== Aim of the exercise ==
Each line of the material below that holds the word "title" needs to be copied.

== Dataset records ==
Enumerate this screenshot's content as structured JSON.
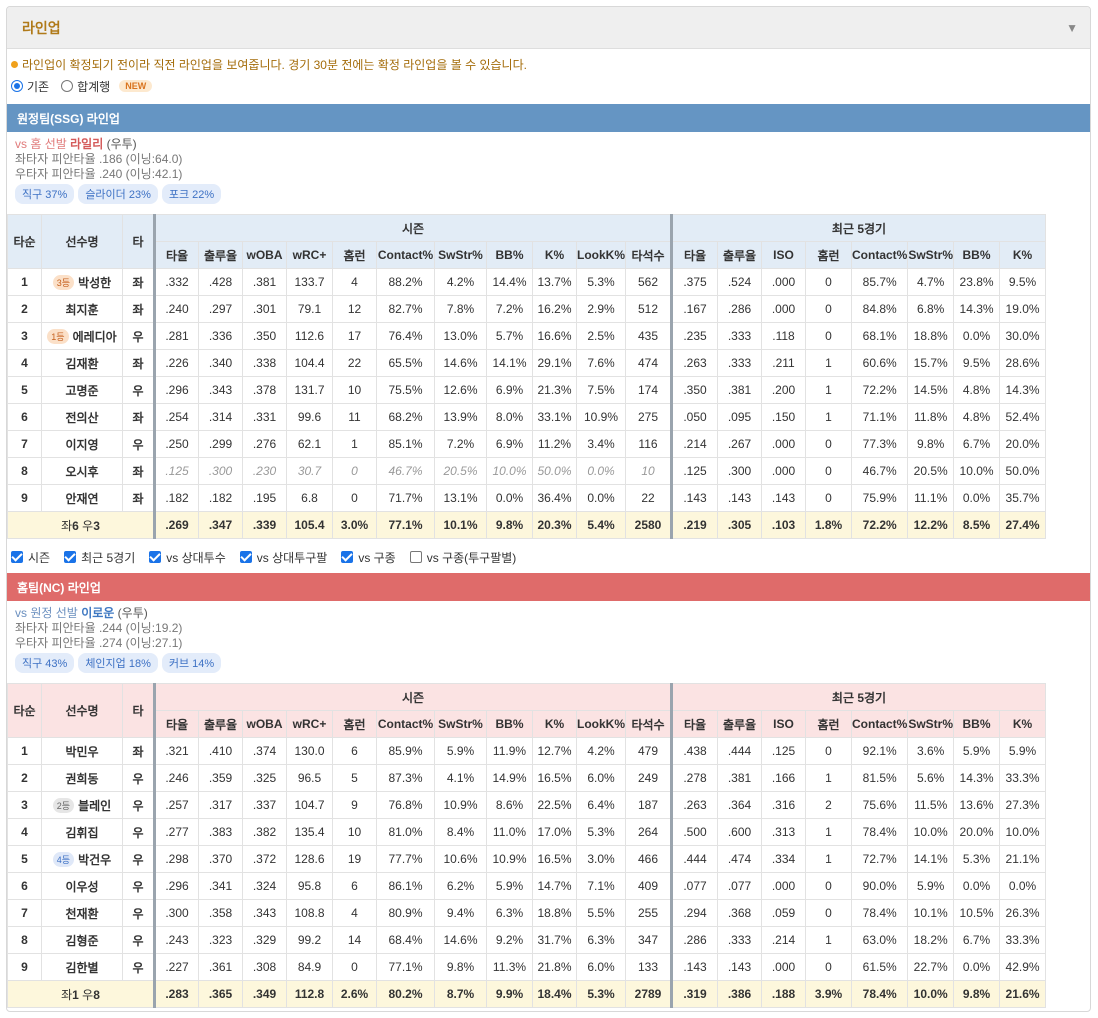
{
  "panel": {
    "title": "라인업",
    "chevron": "▼"
  },
  "notice": "라인업이 확정되기 전이라 직전 라인업을 보여줍니다. 경기 30분 전에는 확정 라인업을 볼 수 있습니다.",
  "view_mode": {
    "options": [
      "기존",
      "합계행"
    ],
    "selected": "기존",
    "new_badge": "NEW"
  },
  "headers": {
    "order": "타순",
    "player": "선수명",
    "hand": "타",
    "season": "시즌",
    "recent": "최근 5경기",
    "season_cols": [
      "타율",
      "출루율",
      "wOBA",
      "wRC+",
      "홈런",
      "Contact%",
      "SwStr%",
      "BB%",
      "K%",
      "LookK%",
      "타석수"
    ],
    "recent_cols": [
      "타율",
      "출루율",
      "ISO",
      "홈런",
      "Contact%",
      "SwStr%",
      "BB%",
      "K%",
      "LookK%"
    ]
  },
  "away": {
    "title": "원정팀(SSG) 라인업",
    "pitcher": {
      "vs": "vs 홈 선발",
      "name": "라일리",
      "hand": "(우투)",
      "vs_left": "좌타자 피안타율 .186 (이닝:64.0)",
      "vs_right": "우타자 피안타율 .240 (이닝:42.1)",
      "pitches": [
        "직구 37%",
        "슬라이더 23%",
        "포크 22%"
      ]
    },
    "rows": [
      {
        "order": "1",
        "badge": "3등",
        "badge_color": "orange",
        "name": "박성한",
        "hand": "좌",
        "season": [
          ".332",
          ".428",
          ".381",
          "133.7",
          "4",
          "88.2%",
          "4.2%",
          "14.4%",
          "13.7%",
          "5.3%",
          "562"
        ],
        "recent": [
          ".375",
          ".524",
          ".000",
          "0",
          "85.7%",
          "4.7%",
          "23.8%",
          "9.5%",
          "0.0%"
        ]
      },
      {
        "order": "2",
        "badge": "",
        "name": "최지훈",
        "hand": "좌",
        "season": [
          ".240",
          ".297",
          ".301",
          "79.1",
          "12",
          "82.7%",
          "7.8%",
          "7.2%",
          "16.2%",
          "2.9%",
          "512"
        ],
        "recent": [
          ".167",
          ".286",
          ".000",
          "0",
          "84.8%",
          "6.8%",
          "14.3%",
          "19.0%",
          "0.0%"
        ]
      },
      {
        "order": "3",
        "badge": "1등",
        "badge_color": "orange",
        "name": "에레디아",
        "hand": "우",
        "season": [
          ".281",
          ".336",
          ".350",
          "112.6",
          "17",
          "76.4%",
          "13.0%",
          "5.7%",
          "16.6%",
          "2.5%",
          "435"
        ],
        "recent": [
          ".235",
          ".333",
          ".118",
          "0",
          "68.1%",
          "18.8%",
          "0.0%",
          "30.0%",
          "0.0%"
        ]
      },
      {
        "order": "4",
        "badge": "",
        "name": "김재환",
        "hand": "좌",
        "season": [
          ".226",
          ".340",
          ".338",
          "104.4",
          "22",
          "65.5%",
          "14.6%",
          "14.1%",
          "29.1%",
          "7.6%",
          "474"
        ],
        "recent": [
          ".263",
          ".333",
          ".211",
          "1",
          "60.6%",
          "15.7%",
          "9.5%",
          "28.6%",
          "0.0%"
        ]
      },
      {
        "order": "5",
        "badge": "",
        "name": "고명준",
        "hand": "우",
        "season": [
          ".296",
          ".343",
          ".378",
          "131.7",
          "10",
          "75.5%",
          "12.6%",
          "6.9%",
          "21.3%",
          "7.5%",
          "174"
        ],
        "recent": [
          ".350",
          ".381",
          ".200",
          "1",
          "72.2%",
          "14.5%",
          "4.8%",
          "14.3%",
          "0.0%"
        ]
      },
      {
        "order": "6",
        "badge": "",
        "name": "전의산",
        "hand": "좌",
        "season": [
          ".254",
          ".314",
          ".331",
          "99.6",
          "11",
          "68.2%",
          "13.9%",
          "8.0%",
          "33.1%",
          "10.9%",
          "275"
        ],
        "recent": [
          ".050",
          ".095",
          ".150",
          "1",
          "71.1%",
          "11.8%",
          "4.8%",
          "52.4%",
          "0.0%"
        ]
      },
      {
        "order": "7",
        "badge": "",
        "name": "이지영",
        "hand": "우",
        "season": [
          ".250",
          ".299",
          ".276",
          "62.1",
          "1",
          "85.1%",
          "7.2%",
          "6.9%",
          "11.2%",
          "3.4%",
          "116"
        ],
        "recent": [
          ".214",
          ".267",
          ".000",
          "0",
          "77.3%",
          "9.8%",
          "6.7%",
          "20.0%",
          "0.0%"
        ]
      },
      {
        "order": "8",
        "badge": "",
        "name": "오시후",
        "hand": "좌",
        "italic": true,
        "season": [
          ".125",
          ".300",
          ".230",
          "30.7",
          "0",
          "46.7%",
          "20.5%",
          "10.0%",
          "50.0%",
          "0.0%",
          "10"
        ],
        "recent": [
          ".125",
          ".300",
          ".000",
          "0",
          "46.7%",
          "20.5%",
          "10.0%",
          "50.0%",
          "0.0%"
        ]
      },
      {
        "order": "9",
        "badge": "",
        "name": "안재연",
        "hand": "좌",
        "season": [
          ".182",
          ".182",
          ".195",
          "6.8",
          "0",
          "71.7%",
          "13.1%",
          "0.0%",
          "36.4%",
          "0.0%",
          "22"
        ],
        "recent": [
          ".143",
          ".143",
          ".143",
          "0",
          "75.9%",
          "11.1%",
          "0.0%",
          "35.7%",
          "0.0%"
        ]
      }
    ],
    "total": {
      "label_pre": "좌",
      "left": "6",
      "label_mid": " 우",
      "right": "3",
      "season": [
        ".269",
        ".347",
        ".339",
        "105.4",
        "3.0%",
        "77.1%",
        "10.1%",
        "9.8%",
        "20.3%",
        "5.4%",
        "2580"
      ],
      "season_colors": [
        "r",
        "r",
        "r",
        "r",
        "g",
        "r",
        "r",
        "r",
        "r",
        "r",
        "k"
      ],
      "recent": [
        ".219",
        ".305",
        ".103",
        "1.8%",
        "72.2%",
        "12.2%",
        "8.5%",
        "27.4%",
        "0.0%"
      ],
      "recent_colors": [
        "r",
        "r",
        "r",
        "r",
        "r",
        "r",
        "r",
        "r",
        "k"
      ]
    }
  },
  "filters": [
    {
      "label": "시즌",
      "checked": true
    },
    {
      "label": "최근 5경기",
      "checked": true
    },
    {
      "label": "vs 상대투수",
      "checked": true
    },
    {
      "label": "vs 상대투구팔",
      "checked": true
    },
    {
      "label": "vs 구종",
      "checked": true
    },
    {
      "label": "vs 구종(투구팔별)",
      "checked": false
    }
  ],
  "home": {
    "title": "홈팀(NC) 라인업",
    "pitcher": {
      "vs": "vs 원정 선발",
      "name": "이로운",
      "hand": "(우투)",
      "vs_left": "좌타자 피안타율 .244 (이닝:19.2)",
      "vs_right": "우타자 피안타율 .274 (이닝:27.1)",
      "pitches": [
        "직구 43%",
        "체인지업 18%",
        "커브 14%"
      ]
    },
    "rows": [
      {
        "order": "1",
        "badge": "",
        "name": "박민우",
        "hand": "좌",
        "season": [
          ".321",
          ".410",
          ".374",
          "130.0",
          "6",
          "85.9%",
          "5.9%",
          "11.9%",
          "12.7%",
          "4.2%",
          "479"
        ],
        "recent": [
          ".438",
          ".444",
          ".125",
          "0",
          "92.1%",
          "3.6%",
          "5.9%",
          "5.9%",
          "0.0%"
        ]
      },
      {
        "order": "2",
        "badge": "",
        "name": "권희동",
        "hand": "우",
        "season": [
          ".246",
          ".359",
          ".325",
          "96.5",
          "5",
          "87.3%",
          "4.1%",
          "14.9%",
          "16.5%",
          "6.0%",
          "249"
        ],
        "recent": [
          ".278",
          ".381",
          ".166",
          "1",
          "81.5%",
          "5.6%",
          "14.3%",
          "33.3%",
          "0.0%"
        ]
      },
      {
        "order": "3",
        "badge": "2등",
        "badge_color": "gray",
        "name": "블레인",
        "hand": "우",
        "season": [
          ".257",
          ".317",
          ".337",
          "104.7",
          "9",
          "76.8%",
          "10.9%",
          "8.6%",
          "22.5%",
          "6.4%",
          "187"
        ],
        "recent": [
          ".263",
          ".364",
          ".316",
          "2",
          "75.6%",
          "11.5%",
          "13.6%",
          "27.3%",
          "0.0%"
        ]
      },
      {
        "order": "4",
        "badge": "",
        "name": "김휘집",
        "hand": "우",
        "season": [
          ".277",
          ".383",
          ".382",
          "135.4",
          "10",
          "81.0%",
          "8.4%",
          "11.0%",
          "17.0%",
          "5.3%",
          "264"
        ],
        "recent": [
          ".500",
          ".600",
          ".313",
          "1",
          "78.4%",
          "10.0%",
          "20.0%",
          "10.0%",
          "0.0%"
        ]
      },
      {
        "order": "5",
        "badge": "4등",
        "badge_color": "blue",
        "name": "박건우",
        "hand": "우",
        "season": [
          ".298",
          ".370",
          ".372",
          "128.6",
          "19",
          "77.7%",
          "10.6%",
          "10.9%",
          "16.5%",
          "3.0%",
          "466"
        ],
        "recent": [
          ".444",
          ".474",
          ".334",
          "1",
          "72.7%",
          "14.1%",
          "5.3%",
          "21.1%",
          "0.0%"
        ]
      },
      {
        "order": "6",
        "badge": "",
        "name": "이우성",
        "hand": "우",
        "season": [
          ".296",
          ".341",
          ".324",
          "95.8",
          "6",
          "86.1%",
          "6.2%",
          "5.9%",
          "14.7%",
          "7.1%",
          "409"
        ],
        "recent": [
          ".077",
          ".077",
          ".000",
          "0",
          "90.0%",
          "5.9%",
          "0.0%",
          "0.0%",
          "0.0%"
        ]
      },
      {
        "order": "7",
        "badge": "",
        "name": "천재환",
        "hand": "우",
        "season": [
          ".300",
          ".358",
          ".343",
          "108.8",
          "4",
          "80.9%",
          "9.4%",
          "6.3%",
          "18.8%",
          "5.5%",
          "255"
        ],
        "recent": [
          ".294",
          ".368",
          ".059",
          "0",
          "78.4%",
          "10.1%",
          "10.5%",
          "26.3%",
          "0.0%"
        ]
      },
      {
        "order": "8",
        "badge": "",
        "name": "김형준",
        "hand": "우",
        "season": [
          ".243",
          ".323",
          ".329",
          "99.2",
          "14",
          "68.4%",
          "14.6%",
          "9.2%",
          "31.7%",
          "6.3%",
          "347"
        ],
        "recent": [
          ".286",
          ".333",
          ".214",
          "1",
          "63.0%",
          "18.2%",
          "6.7%",
          "33.3%",
          "0.0%"
        ]
      },
      {
        "order": "9",
        "badge": "",
        "name": "김한별",
        "hand": "우",
        "season": [
          ".227",
          ".361",
          ".308",
          "84.9",
          "0",
          "77.1%",
          "9.8%",
          "11.3%",
          "21.8%",
          "6.0%",
          "133"
        ],
        "recent": [
          ".143",
          ".143",
          ".000",
          "0",
          "61.5%",
          "22.7%",
          "0.0%",
          "42.9%",
          "0.0%"
        ]
      }
    ],
    "total": {
      "label_pre": "좌",
      "left": "1",
      "label_mid": " 우",
      "right": "8",
      "season": [
        ".283",
        ".365",
        ".349",
        "112.8",
        "2.6%",
        "80.2%",
        "8.7%",
        "9.9%",
        "18.4%",
        "5.3%",
        "2789"
      ],
      "season_colors": [
        "g",
        "g",
        "g",
        "g",
        "r",
        "g",
        "g",
        "g",
        "g",
        "g",
        "k"
      ],
      "recent": [
        ".319",
        ".386",
        ".188",
        "3.9%",
        "78.4%",
        "10.0%",
        "9.8%",
        "21.6%",
        "0.0%"
      ],
      "recent_colors": [
        "g",
        "g",
        "g",
        "g",
        "g",
        "g",
        "g",
        "g",
        "k"
      ]
    }
  },
  "colors": {
    "away_bar": "#6595c3",
    "home_bar": "#df6b6a",
    "accent": "#1a73e8",
    "title": "#b07a19"
  }
}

== Full solution ==
    "title": "라인업",
    "title": "원정팀(SSG) 라인업",
    "title": "홈팀(NC) 라인업",
    "title": "#b07a19"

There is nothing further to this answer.